--- Text provided ---

Let’s now make four different maps for rural Flickr images from New York and other states:

  1. Kernel density
  2. Quantiles (three density categories)
  3. Hotspots (top 10%)
  4. Actual point locations of images
par(mfrow = c(2,2), mar=c(1,0,4,0))
# NY density
flickr.NY.den <- density.ppp(flickr.grid.NY, diggle=T, eps = 1, sigma = 5, 
                             weights = flickr.grid.NY$marks$flickr_rur)
plot(flickr.NY.den, main = "NY-NFR Flickr densities", col = img.pal)

# NY quantiles
NY.map.breaks <- quantile(flickr.NY.den, probs = (0:3)/3) 
NY.map.cuts <- cut(flickr.NY.den, breaks = NY.map.breaks, 
                   labels = c("Low", "Med", "High"))
NY.map.quartile <- tess(image = NY.map.cuts)
plot(NY.map.quartile, main="NY-NFR Flickr quantiles", col = img.pal[c(1,10,20)])

# 3. NY hotspots (90%)
NY.map.breaks<- quantile(flickr.NY.den, probs = (0:10)/10)
NY.map.cuts <- cut(flickr.NY.den, breaks = NY.map.breaks, 
                       labels = c("10", "20", "30", "40", "50", 
                                  "60", "70", "80", "90", "100"))
NY.quantiles <- tess(image = NY.map.cuts) 
NY.quantiles <- NY.quantiles$image
NY.quantiles <- rescale(NY.quantiles, 0.001, "m")
NY.quantiles$v[NY.quantiles$v != "100"] <- NA
hotspot_mask <- as.owin(NY.quantiles, fatal = TRUE)
plot(hotspot_mask, show.window = FALSE, "NY-NFR Flickr hotspots")
plot(NY, add = TRUE, box = TRUE)

# 4. NY points, with proportional symbols
col1 <- rgb(0,0,0.5, alpha = 0.3) 
plot(flickr.grid.NY[flickr.grid.NY$marks$flickr_rur > 0,], 
     use.marks = TRUE, which.marks = "flickr_rur", cols = col1, 
     main = "NY photos", pch = 20, markscale = 0.008, legend = TRUE)
New York social media hotspots in the Northern Forest.

New York social media hotspots in the Northern Forest.

Vermont

I’ll hide the code for these other states, since it is just repetitive of the code for New York.

Vermont social media hotspots in the Northern Forest.

Vermont social media hotspots in the Northern Forest.

New Hampshire

New Hampshire social media hotspots in the Northern Forest.

New Hampshire social media hotspots in the Northern Forest.

Maine

Maine social media hotspots in the Northern Forest.

Maine social media hotspots in the Northern Forest.

Tag patterns

In this section, I’ll dive into the actual image content from Clarifai’s classification output.

---

* [Aim 1]: In the records, swap "x-tick-label" for "age-group-label" in the lines starting at the one containing "x-tick-label: 5-9 xyxy=(125,338,145,354)" and ending at the one containing "x-tick-label: 45-49 xyxy=(437,338,473,354)". Give back only those lines, with everything else unchanged.

--- Data for processing ---

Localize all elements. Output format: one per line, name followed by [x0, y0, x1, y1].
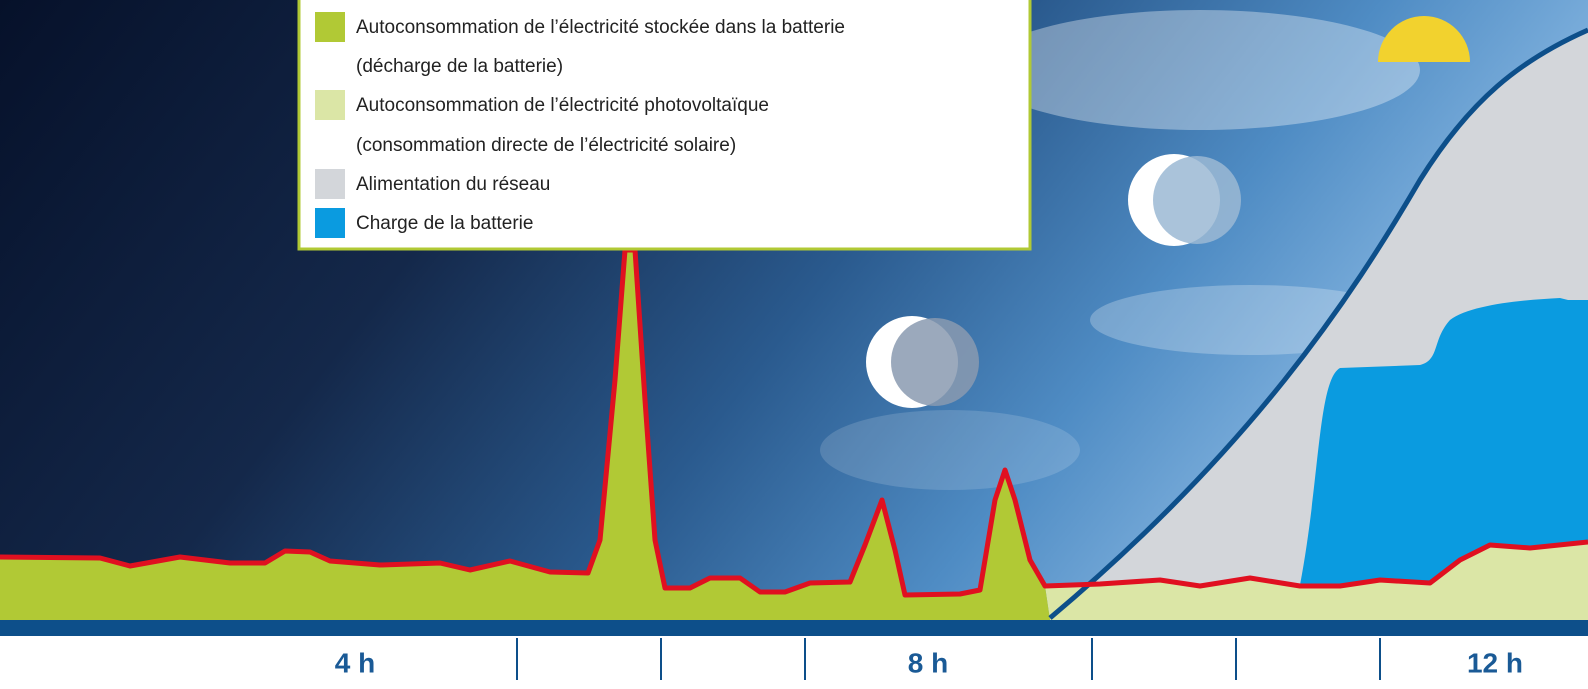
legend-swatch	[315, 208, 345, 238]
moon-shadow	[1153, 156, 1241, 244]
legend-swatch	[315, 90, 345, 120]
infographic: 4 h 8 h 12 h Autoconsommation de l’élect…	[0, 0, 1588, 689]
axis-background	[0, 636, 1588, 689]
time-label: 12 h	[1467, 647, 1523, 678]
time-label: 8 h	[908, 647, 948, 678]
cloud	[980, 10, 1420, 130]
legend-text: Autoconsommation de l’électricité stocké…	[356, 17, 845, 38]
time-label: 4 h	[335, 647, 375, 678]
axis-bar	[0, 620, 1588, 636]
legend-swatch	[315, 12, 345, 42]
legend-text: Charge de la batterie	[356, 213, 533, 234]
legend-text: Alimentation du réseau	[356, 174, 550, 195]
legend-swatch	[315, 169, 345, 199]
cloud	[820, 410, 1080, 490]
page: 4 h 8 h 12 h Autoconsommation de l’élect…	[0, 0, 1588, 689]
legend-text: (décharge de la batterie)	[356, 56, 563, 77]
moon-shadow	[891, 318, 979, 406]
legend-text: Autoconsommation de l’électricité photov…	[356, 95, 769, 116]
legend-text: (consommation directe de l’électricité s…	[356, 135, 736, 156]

---
--- Data for processing ---

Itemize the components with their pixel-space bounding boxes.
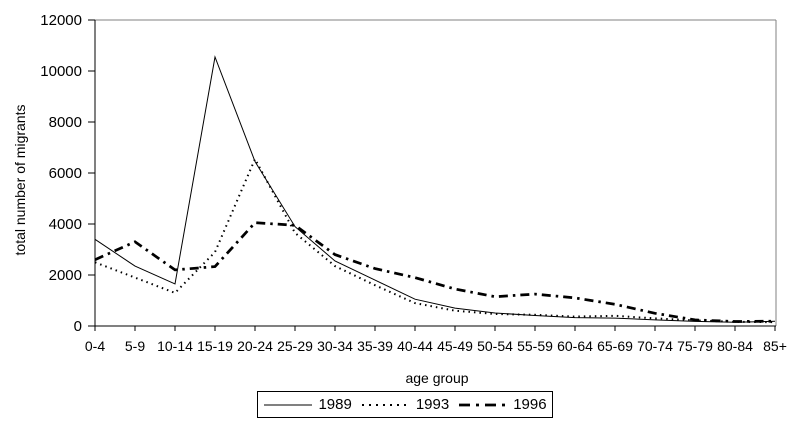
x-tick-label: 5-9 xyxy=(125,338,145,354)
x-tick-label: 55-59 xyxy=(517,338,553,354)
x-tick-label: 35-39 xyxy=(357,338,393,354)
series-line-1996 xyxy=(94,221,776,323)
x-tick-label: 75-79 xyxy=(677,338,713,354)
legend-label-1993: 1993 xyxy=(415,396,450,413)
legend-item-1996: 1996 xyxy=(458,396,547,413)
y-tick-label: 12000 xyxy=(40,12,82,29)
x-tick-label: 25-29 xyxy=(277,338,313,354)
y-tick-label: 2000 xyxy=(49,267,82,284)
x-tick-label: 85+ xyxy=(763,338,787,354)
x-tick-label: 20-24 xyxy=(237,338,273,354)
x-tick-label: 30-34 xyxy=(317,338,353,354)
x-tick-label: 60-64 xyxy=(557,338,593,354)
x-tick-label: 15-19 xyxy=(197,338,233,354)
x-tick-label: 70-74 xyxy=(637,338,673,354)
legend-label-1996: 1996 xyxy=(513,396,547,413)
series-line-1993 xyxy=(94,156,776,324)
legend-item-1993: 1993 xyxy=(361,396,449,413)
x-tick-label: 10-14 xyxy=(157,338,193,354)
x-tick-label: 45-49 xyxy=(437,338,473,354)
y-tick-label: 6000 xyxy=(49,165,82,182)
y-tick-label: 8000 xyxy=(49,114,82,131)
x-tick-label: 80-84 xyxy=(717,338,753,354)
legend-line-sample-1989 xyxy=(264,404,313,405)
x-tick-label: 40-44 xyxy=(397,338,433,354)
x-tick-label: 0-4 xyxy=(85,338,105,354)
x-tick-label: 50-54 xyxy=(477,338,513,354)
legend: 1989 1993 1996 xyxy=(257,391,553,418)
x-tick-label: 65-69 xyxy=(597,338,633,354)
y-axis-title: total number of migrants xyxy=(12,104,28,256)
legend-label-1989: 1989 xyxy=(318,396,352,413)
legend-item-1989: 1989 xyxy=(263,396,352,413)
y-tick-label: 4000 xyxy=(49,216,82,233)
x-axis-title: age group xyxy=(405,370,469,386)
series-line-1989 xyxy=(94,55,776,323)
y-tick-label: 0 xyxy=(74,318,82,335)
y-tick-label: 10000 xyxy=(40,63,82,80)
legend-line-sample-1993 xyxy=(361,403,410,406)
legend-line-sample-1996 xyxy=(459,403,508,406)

---

* [Aim 2]: Quote the text on Flickr hotspot maps word for word, starting at "# NY quantiles" and ending at "NY.quantiles <- tess(image = NY.map.cuts)".

* [Exercise solution 1]:
age-group-label: 5-9 xyxy=(125,338,145,354)
age-group-label: 55-59 xyxy=(517,338,553,354)
age-group-label: 35-39 xyxy=(357,338,393,354)
series-line-1996 xyxy=(94,221,776,323)
age-group-label: 75-79 xyxy=(677,338,713,354)
legend-label-1993: 1993 xyxy=(415,396,450,413)
legend-item-1996: 1996 xyxy=(458,396,547,413)
y-tick-label: 12000 xyxy=(40,12,82,29)
age-group-label: 25-29 xyxy=(277,338,313,354)
y-tick-label: 2000 xyxy=(49,267,82,284)
age-group-label: 85+ xyxy=(763,338,787,354)
age-group-label: 20-24 xyxy=(237,338,273,354)
age-group-label: 30-34 xyxy=(317,338,353,354)
age-group-label: 60-64 xyxy=(557,338,593,354)
age-group-label: 15-19 xyxy=(197,338,233,354)
age-group-label: 70-74 xyxy=(637,338,673,354)
legend-label-1996: 1996 xyxy=(513,396,547,413)
series-line-1993 xyxy=(94,156,776,324)
legend-item-1993: 1993 xyxy=(361,396,449,413)
age-group-label: 10-14 xyxy=(157,338,193,354)
age-group-label: 45-49 xyxy=(437,338,473,354)

* [Exercise solution 2]:
# NY quantiles
NY.map.breaks <- quantile(flickr.NY.den, probs = (0:3)/3) 
NY.map.cuts <- cut(flickr.NY.den, breaks = NY.map.breaks, 
                   labels = c("Low", "Med", "High"))
NY.map.quartile <- tess(image = NY.map.cuts)
plot(NY.map.quartile, main="NY-NFR Flickr quantiles", col = img.pal[c(1,10,20)])

# 3. NY hotspots (90%)
NY.map.breaks<- quantile(flickr.NY.den, probs = (0:10)/10)
NY.map.cuts <- cut(flickr.NY.den, breaks = NY.map.breaks, 
                       labels = c("10", "20", "30", "40", "50", 
                                  "60", "70", "80", "90", "100"))
NY.quantiles <- tess(image = NY.map.cuts)